> Goal of the exercise: Select lines where the word "hint" appears.
━━━━━━━━━━━━━━━━━━━━━━━━━━━━━━
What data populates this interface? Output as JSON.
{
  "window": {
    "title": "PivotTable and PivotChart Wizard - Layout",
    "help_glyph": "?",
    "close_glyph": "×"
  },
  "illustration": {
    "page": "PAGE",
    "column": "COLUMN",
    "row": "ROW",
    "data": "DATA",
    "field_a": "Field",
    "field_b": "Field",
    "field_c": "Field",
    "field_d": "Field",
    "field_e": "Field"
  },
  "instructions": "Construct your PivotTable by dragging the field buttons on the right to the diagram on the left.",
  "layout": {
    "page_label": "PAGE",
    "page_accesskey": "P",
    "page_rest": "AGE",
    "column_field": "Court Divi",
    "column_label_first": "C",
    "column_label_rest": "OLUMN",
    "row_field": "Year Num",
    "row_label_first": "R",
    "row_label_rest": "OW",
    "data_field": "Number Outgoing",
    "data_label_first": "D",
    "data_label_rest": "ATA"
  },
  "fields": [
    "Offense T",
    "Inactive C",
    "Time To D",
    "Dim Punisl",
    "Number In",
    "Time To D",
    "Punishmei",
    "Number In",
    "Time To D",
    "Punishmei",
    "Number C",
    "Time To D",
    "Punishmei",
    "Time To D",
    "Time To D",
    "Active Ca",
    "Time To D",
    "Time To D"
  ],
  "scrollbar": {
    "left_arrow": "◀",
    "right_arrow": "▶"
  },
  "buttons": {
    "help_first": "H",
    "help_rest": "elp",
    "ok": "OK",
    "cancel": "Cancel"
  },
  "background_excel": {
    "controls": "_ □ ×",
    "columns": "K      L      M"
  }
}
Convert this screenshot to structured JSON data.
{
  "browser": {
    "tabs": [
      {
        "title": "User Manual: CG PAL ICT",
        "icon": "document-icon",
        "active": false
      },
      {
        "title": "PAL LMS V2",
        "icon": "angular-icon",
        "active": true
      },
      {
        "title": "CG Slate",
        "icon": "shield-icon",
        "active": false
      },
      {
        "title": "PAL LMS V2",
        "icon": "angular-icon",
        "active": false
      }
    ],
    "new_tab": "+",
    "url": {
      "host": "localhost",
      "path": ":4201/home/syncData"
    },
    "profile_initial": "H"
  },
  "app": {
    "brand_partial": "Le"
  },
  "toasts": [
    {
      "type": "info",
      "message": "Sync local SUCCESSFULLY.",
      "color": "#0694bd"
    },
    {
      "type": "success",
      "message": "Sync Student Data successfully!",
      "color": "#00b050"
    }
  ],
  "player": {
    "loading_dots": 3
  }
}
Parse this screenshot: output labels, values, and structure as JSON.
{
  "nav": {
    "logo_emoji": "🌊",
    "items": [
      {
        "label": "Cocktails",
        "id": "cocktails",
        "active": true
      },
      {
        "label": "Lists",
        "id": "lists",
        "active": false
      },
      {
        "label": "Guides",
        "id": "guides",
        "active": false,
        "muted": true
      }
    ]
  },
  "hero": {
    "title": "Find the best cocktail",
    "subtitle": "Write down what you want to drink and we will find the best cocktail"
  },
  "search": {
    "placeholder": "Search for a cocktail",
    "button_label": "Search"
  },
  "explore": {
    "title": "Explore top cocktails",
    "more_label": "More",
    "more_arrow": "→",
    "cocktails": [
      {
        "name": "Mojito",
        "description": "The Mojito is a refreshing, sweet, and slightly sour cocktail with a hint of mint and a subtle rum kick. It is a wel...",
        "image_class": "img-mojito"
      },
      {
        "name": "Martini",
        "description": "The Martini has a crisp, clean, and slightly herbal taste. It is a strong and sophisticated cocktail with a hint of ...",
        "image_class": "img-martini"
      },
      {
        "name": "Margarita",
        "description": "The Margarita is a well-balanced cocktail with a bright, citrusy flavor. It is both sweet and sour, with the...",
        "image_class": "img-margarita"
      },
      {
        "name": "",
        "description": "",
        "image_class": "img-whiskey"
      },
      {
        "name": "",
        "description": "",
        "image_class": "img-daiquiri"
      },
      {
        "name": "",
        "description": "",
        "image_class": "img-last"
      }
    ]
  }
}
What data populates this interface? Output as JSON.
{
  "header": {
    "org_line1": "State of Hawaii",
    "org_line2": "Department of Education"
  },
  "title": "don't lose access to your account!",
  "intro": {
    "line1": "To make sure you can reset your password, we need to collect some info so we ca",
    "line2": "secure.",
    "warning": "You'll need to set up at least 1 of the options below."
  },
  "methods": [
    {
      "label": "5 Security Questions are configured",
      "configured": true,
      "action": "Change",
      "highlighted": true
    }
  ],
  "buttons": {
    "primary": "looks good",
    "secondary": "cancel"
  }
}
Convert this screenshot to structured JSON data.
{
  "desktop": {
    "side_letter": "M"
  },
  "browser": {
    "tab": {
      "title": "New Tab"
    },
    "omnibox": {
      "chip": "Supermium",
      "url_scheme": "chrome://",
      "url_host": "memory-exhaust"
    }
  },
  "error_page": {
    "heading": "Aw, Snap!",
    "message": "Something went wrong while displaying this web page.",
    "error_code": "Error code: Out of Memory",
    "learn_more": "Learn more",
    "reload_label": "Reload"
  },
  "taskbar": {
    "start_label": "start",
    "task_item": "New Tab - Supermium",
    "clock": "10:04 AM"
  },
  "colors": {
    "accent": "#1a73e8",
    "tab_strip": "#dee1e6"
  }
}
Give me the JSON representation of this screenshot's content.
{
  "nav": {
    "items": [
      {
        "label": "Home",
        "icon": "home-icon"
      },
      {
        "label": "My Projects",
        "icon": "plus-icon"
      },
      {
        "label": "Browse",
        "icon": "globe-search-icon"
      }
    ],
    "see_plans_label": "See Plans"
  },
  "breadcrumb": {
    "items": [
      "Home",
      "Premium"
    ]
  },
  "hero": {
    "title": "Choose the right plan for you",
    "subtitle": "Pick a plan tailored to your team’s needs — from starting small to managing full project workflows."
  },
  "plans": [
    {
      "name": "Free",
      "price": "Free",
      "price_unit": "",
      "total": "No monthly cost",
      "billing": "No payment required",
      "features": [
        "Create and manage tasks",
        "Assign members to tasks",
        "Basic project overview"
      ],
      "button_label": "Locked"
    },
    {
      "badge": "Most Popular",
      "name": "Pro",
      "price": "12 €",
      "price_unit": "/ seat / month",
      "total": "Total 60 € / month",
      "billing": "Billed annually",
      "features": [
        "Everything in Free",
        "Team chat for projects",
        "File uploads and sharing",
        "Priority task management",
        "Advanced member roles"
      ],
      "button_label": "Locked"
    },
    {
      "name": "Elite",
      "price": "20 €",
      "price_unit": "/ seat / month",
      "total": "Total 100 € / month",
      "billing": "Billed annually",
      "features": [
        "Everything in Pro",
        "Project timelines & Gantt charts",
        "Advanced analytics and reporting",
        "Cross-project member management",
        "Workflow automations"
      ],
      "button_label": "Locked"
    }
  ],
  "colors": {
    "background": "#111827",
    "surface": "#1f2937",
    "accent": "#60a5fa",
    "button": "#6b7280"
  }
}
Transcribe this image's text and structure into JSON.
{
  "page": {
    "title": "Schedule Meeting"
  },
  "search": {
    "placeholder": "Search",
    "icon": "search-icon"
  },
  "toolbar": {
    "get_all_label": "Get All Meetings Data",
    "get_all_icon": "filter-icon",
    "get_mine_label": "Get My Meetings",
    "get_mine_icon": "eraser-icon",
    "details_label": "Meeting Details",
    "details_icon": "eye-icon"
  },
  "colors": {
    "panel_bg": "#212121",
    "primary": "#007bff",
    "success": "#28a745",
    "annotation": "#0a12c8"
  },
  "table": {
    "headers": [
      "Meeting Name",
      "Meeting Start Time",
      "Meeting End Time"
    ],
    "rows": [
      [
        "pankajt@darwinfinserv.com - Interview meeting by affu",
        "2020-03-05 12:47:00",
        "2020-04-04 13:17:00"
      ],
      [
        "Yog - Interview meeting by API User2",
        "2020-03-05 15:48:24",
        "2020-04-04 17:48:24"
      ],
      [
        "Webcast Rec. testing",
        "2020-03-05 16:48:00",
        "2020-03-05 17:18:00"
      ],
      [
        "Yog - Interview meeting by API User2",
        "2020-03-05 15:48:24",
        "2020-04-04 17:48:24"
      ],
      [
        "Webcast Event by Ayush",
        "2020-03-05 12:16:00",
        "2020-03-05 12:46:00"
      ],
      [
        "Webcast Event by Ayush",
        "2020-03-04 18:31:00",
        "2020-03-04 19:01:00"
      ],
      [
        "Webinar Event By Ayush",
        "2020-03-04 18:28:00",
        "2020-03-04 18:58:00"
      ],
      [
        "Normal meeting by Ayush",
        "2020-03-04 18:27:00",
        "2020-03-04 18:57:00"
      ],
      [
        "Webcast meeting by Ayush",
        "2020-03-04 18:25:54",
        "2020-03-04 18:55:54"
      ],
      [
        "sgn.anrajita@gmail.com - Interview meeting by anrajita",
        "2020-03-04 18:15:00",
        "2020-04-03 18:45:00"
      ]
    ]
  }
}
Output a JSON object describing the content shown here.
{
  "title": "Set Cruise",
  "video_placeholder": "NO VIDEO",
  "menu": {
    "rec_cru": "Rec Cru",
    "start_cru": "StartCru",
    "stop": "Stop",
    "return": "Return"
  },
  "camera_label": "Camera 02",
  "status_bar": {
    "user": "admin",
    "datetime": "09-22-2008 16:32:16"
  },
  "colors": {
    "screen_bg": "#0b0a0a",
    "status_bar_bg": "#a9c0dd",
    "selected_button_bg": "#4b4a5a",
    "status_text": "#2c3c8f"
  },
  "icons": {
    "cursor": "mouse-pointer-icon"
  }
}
━━━━━━━━━━━━━━━━━━━━━━━━━━━━━━
> Response to the task:
        "description": "The Mojito is a refreshing, sweet, and slightly sour cocktail with a hint of mint and a subtle rum kick. It is a wel...",
        "description": "The Martini has a crisp, clean, and slightly herbal taste. It is a strong and sophisticated cocktail with a hint of ...",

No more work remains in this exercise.